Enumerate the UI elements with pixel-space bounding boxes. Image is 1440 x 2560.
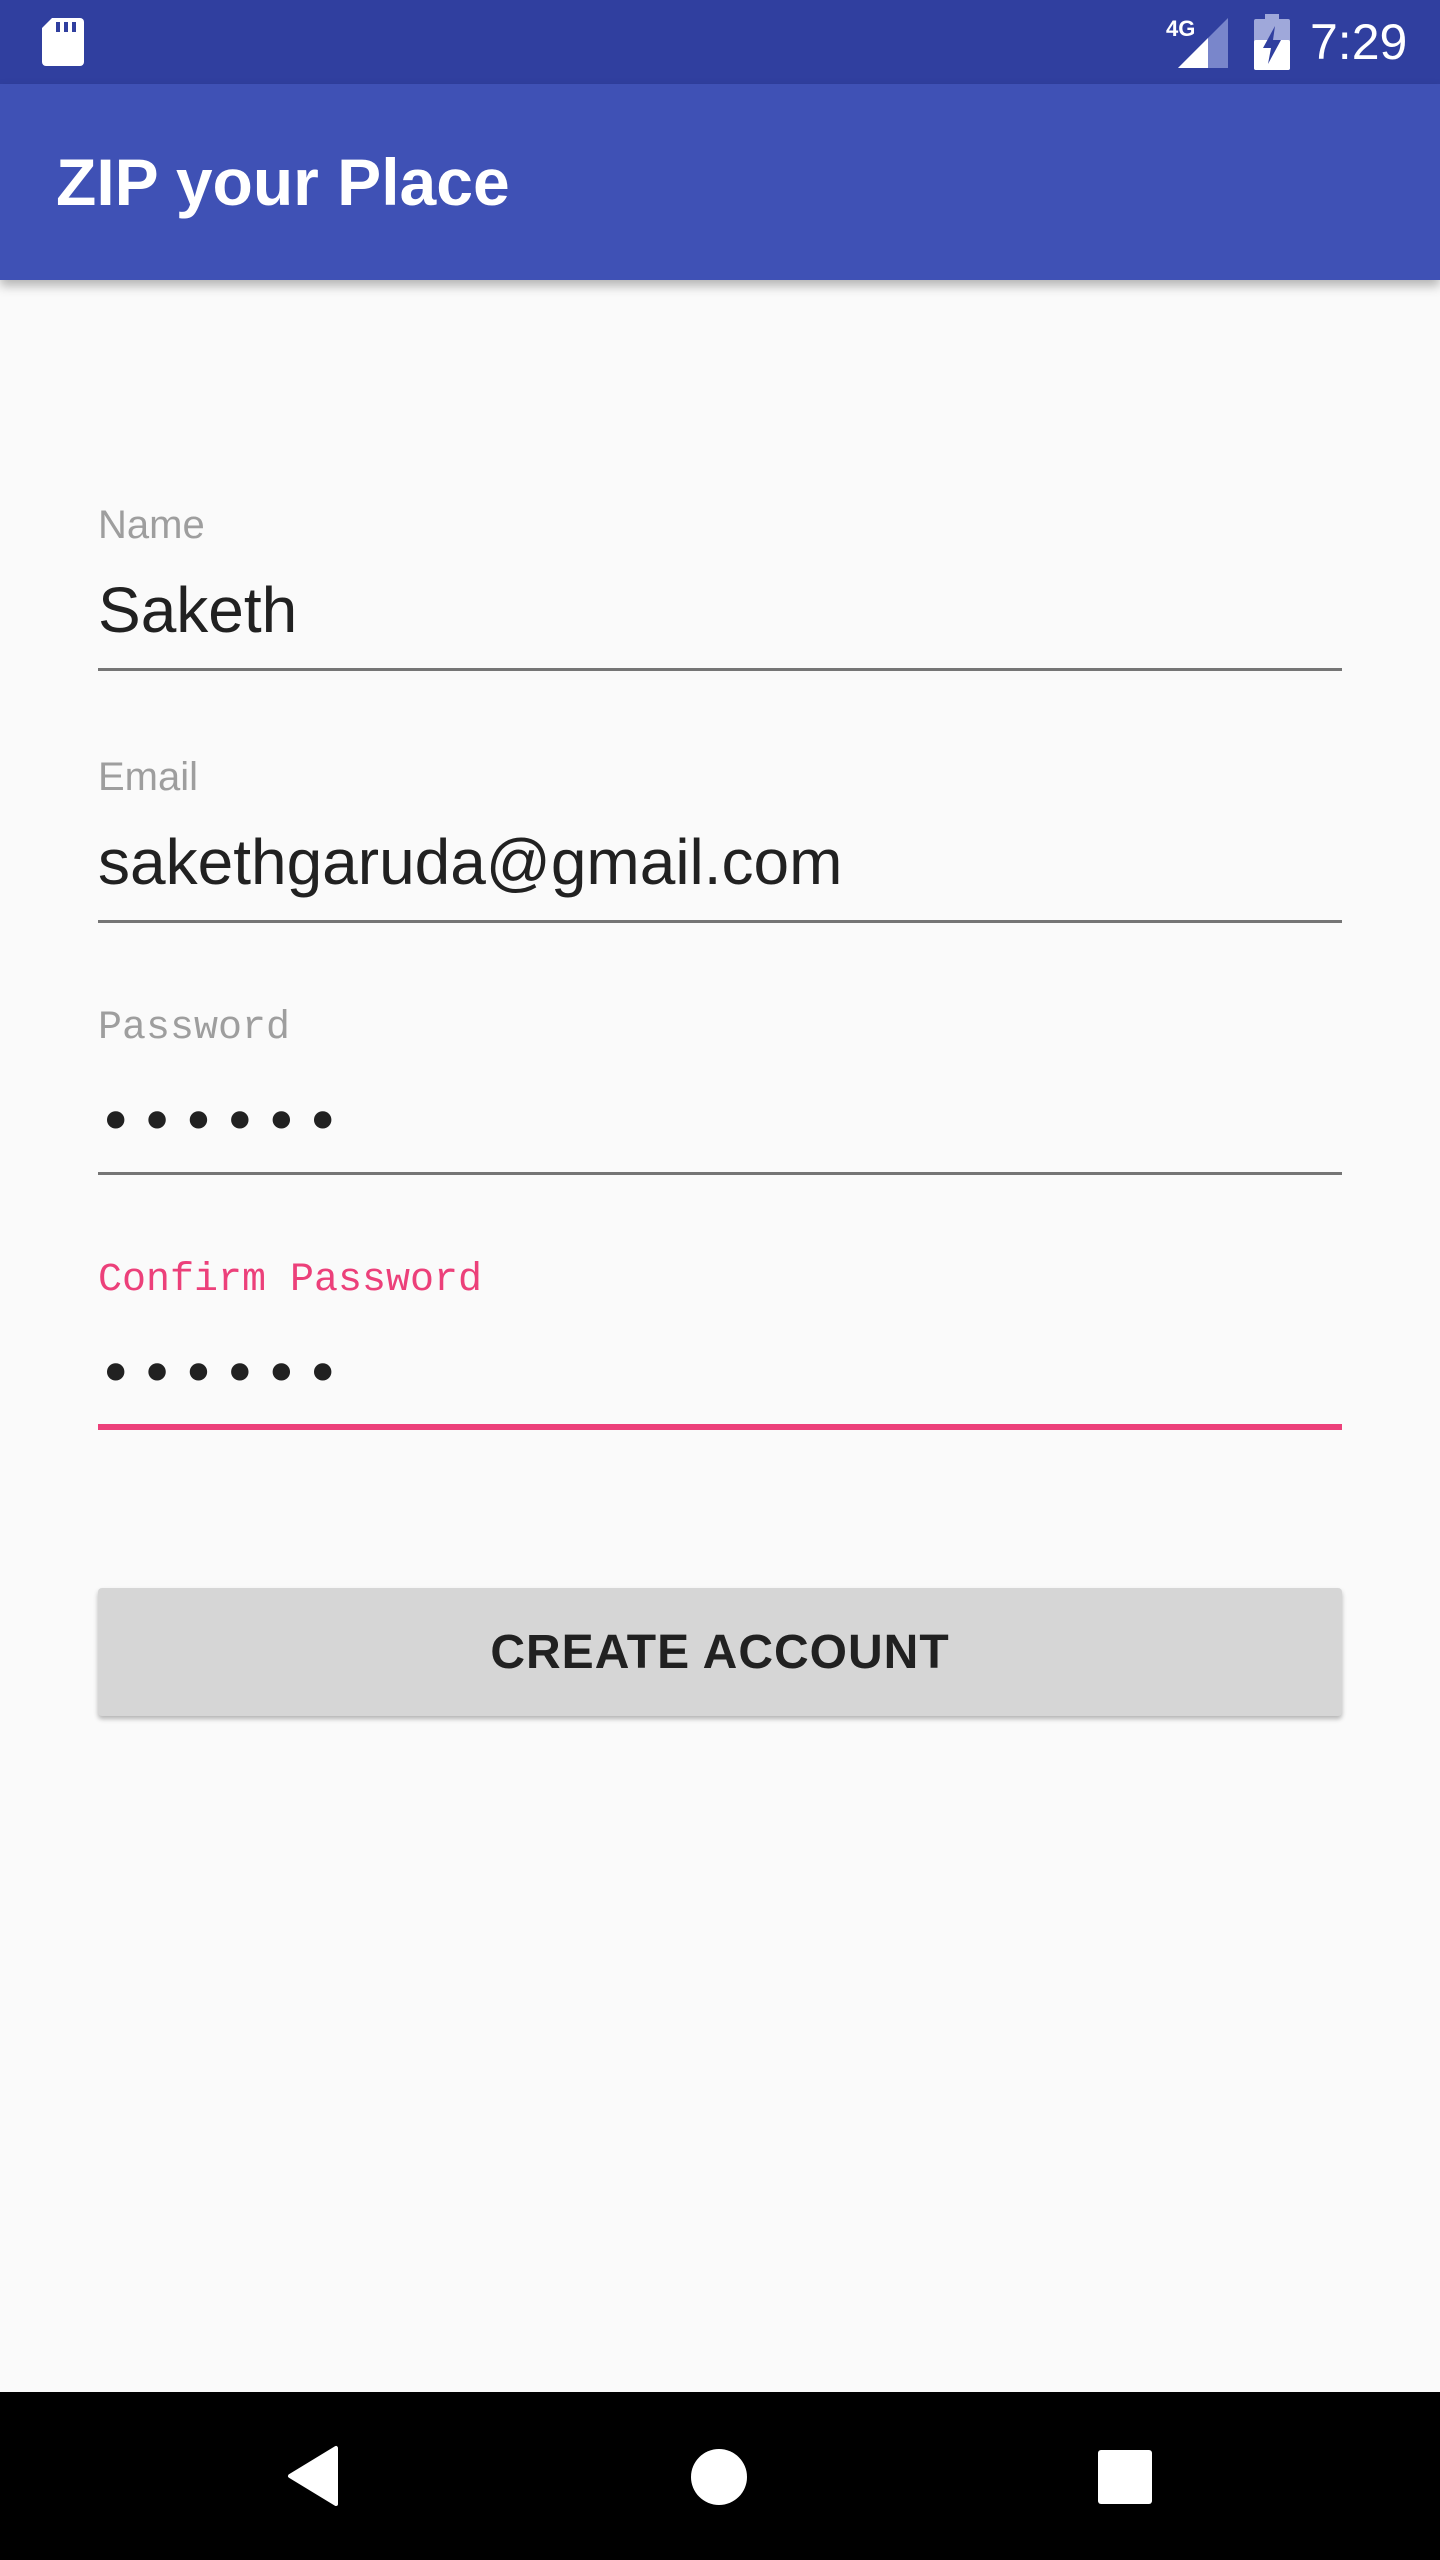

--

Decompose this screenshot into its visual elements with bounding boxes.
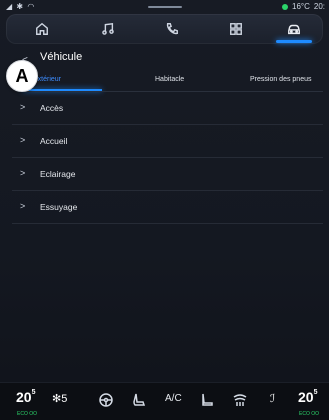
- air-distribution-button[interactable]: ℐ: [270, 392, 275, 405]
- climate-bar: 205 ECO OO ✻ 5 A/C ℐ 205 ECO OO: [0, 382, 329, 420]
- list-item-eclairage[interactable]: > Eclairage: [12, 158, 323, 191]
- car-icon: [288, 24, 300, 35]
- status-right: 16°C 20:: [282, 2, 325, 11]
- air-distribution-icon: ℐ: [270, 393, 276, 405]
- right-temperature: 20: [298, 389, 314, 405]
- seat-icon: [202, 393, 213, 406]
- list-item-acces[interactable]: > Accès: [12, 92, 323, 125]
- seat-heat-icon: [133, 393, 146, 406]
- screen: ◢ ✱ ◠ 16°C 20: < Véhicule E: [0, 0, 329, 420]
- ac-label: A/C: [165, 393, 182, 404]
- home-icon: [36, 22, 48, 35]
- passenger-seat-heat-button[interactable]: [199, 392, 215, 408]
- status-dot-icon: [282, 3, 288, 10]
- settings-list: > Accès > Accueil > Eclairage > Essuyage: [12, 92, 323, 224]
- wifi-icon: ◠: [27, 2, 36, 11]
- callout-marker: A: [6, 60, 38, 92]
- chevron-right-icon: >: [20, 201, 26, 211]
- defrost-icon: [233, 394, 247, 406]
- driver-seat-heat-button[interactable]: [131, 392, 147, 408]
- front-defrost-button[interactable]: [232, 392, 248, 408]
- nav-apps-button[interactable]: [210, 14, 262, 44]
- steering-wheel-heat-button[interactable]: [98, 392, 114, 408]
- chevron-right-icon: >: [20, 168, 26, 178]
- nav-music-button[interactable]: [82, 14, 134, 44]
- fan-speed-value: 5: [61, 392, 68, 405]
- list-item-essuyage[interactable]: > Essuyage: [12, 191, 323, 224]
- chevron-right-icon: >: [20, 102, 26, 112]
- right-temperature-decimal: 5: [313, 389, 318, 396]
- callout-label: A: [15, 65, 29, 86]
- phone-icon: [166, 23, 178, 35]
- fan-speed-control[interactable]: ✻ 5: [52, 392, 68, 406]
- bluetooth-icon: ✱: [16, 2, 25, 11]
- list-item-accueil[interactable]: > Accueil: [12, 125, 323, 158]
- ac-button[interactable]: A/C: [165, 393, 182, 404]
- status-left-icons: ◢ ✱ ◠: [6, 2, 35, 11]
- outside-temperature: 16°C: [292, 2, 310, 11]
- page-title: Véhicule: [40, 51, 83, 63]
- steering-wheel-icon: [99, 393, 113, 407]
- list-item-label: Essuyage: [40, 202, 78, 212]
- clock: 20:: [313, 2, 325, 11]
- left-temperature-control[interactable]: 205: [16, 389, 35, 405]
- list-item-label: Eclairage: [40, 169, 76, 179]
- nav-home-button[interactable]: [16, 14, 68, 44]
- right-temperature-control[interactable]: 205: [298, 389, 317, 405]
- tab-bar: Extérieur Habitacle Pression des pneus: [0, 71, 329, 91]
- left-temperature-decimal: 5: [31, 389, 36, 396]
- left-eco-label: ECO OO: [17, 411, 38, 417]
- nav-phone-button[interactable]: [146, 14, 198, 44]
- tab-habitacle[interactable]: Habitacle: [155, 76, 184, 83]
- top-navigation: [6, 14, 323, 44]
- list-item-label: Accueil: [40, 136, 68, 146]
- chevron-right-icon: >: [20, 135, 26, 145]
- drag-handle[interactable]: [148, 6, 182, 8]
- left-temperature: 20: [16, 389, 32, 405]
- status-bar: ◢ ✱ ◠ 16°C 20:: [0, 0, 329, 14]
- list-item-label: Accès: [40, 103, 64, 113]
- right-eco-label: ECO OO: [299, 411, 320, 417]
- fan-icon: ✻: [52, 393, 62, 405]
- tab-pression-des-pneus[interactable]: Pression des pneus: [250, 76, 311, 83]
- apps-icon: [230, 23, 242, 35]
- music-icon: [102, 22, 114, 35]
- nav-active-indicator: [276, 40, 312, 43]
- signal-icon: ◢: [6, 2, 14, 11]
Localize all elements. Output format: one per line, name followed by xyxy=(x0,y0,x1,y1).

> **Set task**:
Convert the lines starting at the one that contains "Decompose this screenshot" and ending at the one that contains "- car-icon: [288, 24, 300, 35]" into a Markdown table with the columns No. and Text, numbering each line and skipping blank lines. Leave the pictures out of the table.

> **Correct answer**:
| No. | Text |
|---|---|
| 1 | Decompose this screenshot into its visual elements with bounding boxes. |
| 2 | - air-distribution-button[interactable]: ℐ: [270, 392, 275, 405] |
| 3 | - climate-bar: 205 ECO OO ✻ 5 A/C ℐ 205 ECO OO: [0, 382, 329, 420] |
| 4 | - list-item-eclairage[interactable]: > Eclairage: [12, 158, 323, 191] |
| 5 | - car-icon: [288, 24, 300, 35] |